_PROBLEM TO WORK ON:_ Return the whole listing, line for line, without the pictures in it.

[Dataset items]
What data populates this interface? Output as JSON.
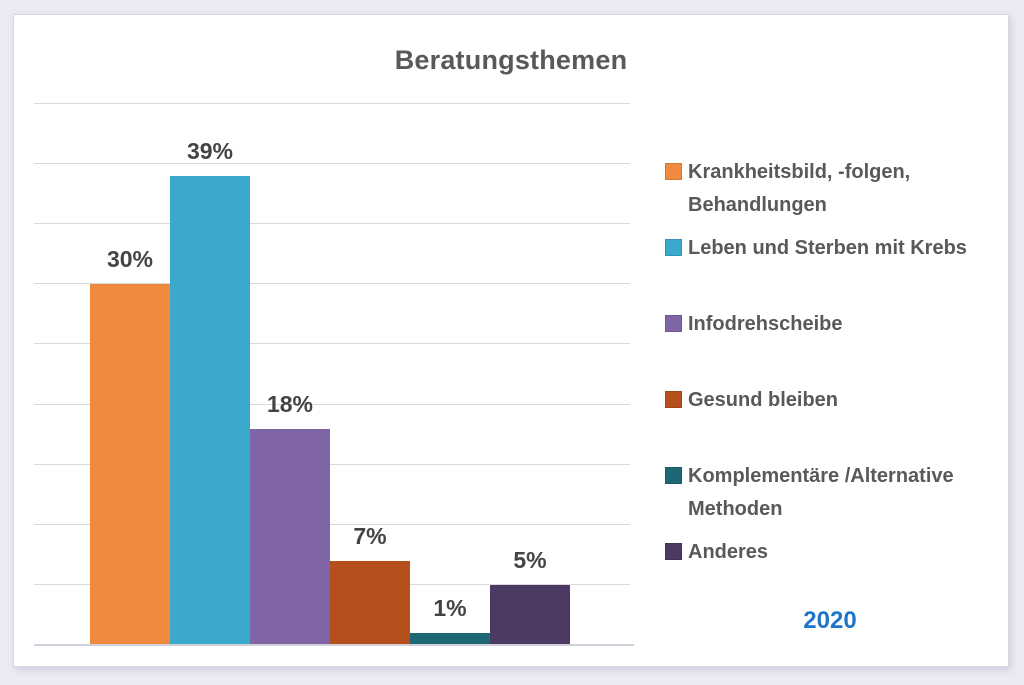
{
  "chart_data": {
    "type": "bar",
    "title": "Beratungsthemen",
    "categories": [
      "Krankheitsbild, -folgen,\nBehandlungen",
      "Leben und Sterben mit Krebs",
      "Infodrehscheibe",
      "Gesund bleiben",
      "Komplementäre /Alternative\nMethoden",
      "Anderes"
    ],
    "values": [
      30,
      39,
      18,
      7,
      1,
      5
    ],
    "value_labels": [
      "30%",
      "39%",
      "18%",
      "7%",
      "1%",
      "5%"
    ],
    "colors": [
      "#EF8A3E",
      "#3AA9CB",
      "#8065A6",
      "#B5501D",
      "#1E6876",
      "#4C3A64"
    ],
    "xlabel": "",
    "ylabel": "",
    "ylim": [
      0,
      45
    ],
    "gridline_step": 5,
    "grid": true,
    "legend_position": "right",
    "footnote": "2020",
    "footnote_color": "#1F75C8",
    "title_color": "#595959",
    "label_color": "#444444",
    "legend_text_color": "#595959",
    "gridline_color": "#D9D9D9"
  }
}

_REPLY:_
What data populates this interface? Output as JSON.
{
  "chart_data": {
    "type": "bar",
    "title": "Beratungsthemen",
    "categories": [
      "Krankheitsbild, -folgen,\nBehandlungen",
      "Leben und Sterben mit Krebs",
      "Infodrehscheibe",
      "Gesund bleiben",
      "Komplementäre /Alternative\nMethoden",
      "Anderes"
    ],
    "values": [
      30,
      39,
      18,
      7,
      1,
      5
    ],
    "value_labels": [
      "30%",
      "39%",
      "18%",
      "7%",
      "1%",
      "5%"
    ],
    "colors": [
      "#EF8A3E",
      "#3AA9CB",
      "#8065A6",
      "#B5501D",
      "#1E6876",
      "#4C3A64"
    ],
    "xlabel": "",
    "ylabel": "",
    "ylim": [
      0,
      45
    ],
    "gridline_step": 5,
    "grid": true,
    "legend_position": "right",
    "footnote": "2020",
    "footnote_color": "#1F75C8",
    "title_color": "#595959",
    "label_color": "#444444",
    "legend_text_color": "#595959",
    "gridline_color": "#D9D9D9"
  }
}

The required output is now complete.